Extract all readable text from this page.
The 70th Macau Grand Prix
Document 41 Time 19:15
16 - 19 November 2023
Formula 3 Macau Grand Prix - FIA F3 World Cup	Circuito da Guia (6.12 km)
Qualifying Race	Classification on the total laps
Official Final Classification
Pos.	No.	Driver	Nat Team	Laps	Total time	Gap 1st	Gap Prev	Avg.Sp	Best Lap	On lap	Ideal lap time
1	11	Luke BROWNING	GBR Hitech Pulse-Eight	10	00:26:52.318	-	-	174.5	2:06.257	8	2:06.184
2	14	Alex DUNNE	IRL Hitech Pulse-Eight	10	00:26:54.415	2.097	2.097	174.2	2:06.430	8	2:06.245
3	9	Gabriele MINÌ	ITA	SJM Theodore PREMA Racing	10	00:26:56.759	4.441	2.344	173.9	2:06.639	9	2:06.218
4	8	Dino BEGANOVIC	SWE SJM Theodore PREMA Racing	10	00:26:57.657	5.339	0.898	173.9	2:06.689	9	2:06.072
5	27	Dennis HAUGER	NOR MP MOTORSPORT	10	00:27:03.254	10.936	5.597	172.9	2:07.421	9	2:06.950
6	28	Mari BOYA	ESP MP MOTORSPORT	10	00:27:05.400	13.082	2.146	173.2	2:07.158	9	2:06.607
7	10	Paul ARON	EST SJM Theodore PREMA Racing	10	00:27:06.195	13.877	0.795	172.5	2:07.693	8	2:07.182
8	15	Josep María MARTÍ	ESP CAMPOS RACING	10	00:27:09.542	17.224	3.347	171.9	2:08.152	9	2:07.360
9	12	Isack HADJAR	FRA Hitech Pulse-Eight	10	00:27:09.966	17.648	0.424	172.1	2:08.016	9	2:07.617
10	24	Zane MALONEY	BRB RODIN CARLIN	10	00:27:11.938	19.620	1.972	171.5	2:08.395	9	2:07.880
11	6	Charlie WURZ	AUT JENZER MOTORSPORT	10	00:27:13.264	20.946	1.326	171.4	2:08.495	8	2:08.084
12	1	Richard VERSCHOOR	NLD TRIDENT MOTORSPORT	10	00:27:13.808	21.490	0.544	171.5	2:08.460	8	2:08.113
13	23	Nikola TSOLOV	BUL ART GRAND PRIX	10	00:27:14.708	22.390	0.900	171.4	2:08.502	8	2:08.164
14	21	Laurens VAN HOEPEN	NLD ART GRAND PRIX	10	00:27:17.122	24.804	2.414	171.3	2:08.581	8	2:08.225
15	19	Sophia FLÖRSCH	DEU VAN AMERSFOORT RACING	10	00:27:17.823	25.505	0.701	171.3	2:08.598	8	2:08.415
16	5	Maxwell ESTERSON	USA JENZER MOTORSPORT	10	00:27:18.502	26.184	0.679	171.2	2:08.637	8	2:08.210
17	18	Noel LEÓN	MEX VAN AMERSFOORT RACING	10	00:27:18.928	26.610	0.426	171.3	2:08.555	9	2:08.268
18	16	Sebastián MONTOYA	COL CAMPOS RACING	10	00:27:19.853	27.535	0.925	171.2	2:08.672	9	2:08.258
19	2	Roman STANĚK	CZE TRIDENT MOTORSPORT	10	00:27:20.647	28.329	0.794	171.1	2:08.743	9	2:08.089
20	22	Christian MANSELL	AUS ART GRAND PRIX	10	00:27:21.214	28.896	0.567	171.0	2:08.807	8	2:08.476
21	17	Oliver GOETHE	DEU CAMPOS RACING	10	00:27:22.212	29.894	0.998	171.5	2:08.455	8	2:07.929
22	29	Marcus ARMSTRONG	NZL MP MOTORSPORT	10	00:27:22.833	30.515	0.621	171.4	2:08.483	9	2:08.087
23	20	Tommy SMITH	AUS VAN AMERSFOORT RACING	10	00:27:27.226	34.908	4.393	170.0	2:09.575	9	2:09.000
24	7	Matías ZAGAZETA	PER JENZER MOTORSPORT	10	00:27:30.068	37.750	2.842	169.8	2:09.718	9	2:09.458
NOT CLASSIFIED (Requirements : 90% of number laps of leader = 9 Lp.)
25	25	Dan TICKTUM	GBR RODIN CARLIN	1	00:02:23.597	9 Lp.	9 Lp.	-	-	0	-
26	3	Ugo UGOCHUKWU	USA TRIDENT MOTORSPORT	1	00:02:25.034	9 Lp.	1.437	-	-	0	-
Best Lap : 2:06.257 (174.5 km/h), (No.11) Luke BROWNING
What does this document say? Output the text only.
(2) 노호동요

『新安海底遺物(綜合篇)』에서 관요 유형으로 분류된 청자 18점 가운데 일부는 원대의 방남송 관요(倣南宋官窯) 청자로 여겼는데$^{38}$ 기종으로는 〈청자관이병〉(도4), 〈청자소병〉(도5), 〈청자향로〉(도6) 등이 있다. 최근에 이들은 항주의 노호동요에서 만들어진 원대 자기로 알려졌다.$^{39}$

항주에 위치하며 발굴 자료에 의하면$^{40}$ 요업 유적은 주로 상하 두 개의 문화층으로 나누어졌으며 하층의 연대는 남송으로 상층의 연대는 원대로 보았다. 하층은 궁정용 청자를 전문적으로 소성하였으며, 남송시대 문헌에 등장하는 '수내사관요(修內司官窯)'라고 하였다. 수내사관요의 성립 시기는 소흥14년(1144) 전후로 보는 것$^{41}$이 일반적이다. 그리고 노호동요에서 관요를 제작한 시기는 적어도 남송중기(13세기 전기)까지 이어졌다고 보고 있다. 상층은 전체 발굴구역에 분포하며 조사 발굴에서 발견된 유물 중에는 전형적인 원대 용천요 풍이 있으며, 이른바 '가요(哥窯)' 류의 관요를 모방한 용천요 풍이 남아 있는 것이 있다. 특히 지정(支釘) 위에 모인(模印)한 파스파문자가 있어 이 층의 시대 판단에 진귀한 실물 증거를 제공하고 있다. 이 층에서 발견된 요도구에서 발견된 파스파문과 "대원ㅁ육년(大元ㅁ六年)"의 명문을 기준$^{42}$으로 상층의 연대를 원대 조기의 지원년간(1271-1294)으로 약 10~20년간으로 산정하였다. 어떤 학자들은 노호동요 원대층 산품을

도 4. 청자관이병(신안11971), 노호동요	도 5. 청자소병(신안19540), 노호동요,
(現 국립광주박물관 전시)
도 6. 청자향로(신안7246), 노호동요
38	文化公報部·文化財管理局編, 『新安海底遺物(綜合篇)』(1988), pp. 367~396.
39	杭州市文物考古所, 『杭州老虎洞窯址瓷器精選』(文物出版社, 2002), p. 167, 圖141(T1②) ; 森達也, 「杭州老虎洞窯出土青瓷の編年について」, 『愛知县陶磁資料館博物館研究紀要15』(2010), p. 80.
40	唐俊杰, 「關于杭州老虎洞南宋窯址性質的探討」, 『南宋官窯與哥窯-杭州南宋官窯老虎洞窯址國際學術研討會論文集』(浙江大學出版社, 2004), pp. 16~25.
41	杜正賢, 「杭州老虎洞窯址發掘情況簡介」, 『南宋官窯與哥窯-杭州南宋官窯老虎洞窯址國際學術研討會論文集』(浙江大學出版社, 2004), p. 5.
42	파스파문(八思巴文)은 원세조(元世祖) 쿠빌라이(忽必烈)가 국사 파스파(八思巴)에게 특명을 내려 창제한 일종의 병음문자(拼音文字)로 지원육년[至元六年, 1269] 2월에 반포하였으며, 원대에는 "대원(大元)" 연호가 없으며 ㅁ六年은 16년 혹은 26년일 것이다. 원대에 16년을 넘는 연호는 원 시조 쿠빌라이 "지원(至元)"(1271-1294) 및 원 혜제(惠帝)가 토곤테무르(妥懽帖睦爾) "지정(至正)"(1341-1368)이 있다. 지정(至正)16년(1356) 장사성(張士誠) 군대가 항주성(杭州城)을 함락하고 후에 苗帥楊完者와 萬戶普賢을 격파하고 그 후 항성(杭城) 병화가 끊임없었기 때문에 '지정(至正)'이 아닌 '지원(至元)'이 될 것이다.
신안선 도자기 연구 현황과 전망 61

********************

*TASK INSTRUCTIONS*
Count the lines that hold the string "청자소병" and state that number alone.

*EXPECTED OUTPUT*
2